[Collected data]
************

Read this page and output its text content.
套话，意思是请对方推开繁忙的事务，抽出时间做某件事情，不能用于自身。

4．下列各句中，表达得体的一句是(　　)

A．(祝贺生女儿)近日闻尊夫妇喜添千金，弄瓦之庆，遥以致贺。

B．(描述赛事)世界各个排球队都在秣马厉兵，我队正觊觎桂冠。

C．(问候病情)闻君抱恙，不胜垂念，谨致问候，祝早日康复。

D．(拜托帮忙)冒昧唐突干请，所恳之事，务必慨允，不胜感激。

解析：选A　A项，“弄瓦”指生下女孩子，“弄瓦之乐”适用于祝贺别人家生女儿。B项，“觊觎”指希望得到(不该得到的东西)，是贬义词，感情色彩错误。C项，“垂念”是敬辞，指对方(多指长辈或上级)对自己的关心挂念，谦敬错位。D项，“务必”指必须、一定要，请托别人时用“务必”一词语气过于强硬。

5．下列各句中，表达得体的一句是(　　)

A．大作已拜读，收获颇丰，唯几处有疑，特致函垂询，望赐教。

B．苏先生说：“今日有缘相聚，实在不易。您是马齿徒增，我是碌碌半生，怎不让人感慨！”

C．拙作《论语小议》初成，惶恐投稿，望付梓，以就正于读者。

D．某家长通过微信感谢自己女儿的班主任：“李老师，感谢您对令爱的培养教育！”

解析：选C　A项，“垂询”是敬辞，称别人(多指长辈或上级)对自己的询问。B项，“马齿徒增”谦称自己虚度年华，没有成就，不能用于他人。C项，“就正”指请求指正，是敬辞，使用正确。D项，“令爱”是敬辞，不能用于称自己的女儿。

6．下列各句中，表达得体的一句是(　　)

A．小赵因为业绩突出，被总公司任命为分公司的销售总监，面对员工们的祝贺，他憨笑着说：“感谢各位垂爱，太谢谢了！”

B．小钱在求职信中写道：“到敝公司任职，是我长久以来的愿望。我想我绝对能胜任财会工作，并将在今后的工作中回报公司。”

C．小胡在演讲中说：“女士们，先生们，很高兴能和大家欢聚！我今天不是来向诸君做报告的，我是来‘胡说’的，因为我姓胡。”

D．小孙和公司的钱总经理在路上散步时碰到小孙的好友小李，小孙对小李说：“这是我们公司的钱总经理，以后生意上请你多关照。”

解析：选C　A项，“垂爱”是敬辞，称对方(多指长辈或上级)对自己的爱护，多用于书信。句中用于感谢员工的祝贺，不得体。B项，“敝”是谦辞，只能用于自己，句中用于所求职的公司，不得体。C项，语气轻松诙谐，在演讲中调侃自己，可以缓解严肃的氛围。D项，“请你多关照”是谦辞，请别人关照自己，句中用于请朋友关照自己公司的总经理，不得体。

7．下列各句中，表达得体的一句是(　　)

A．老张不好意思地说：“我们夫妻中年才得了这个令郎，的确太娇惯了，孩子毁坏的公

************

Go through the listing above and return every line where the word "表达得体的一句是" occurs.

# [Solved problem]
4．下列各句中，表达得体的一句是(　　)
5．下列各句中，表达得体的一句是(　　)
6．下列各句中，表达得体的一句是(　　)
7．下列各句中，表达得体的一句是(　　)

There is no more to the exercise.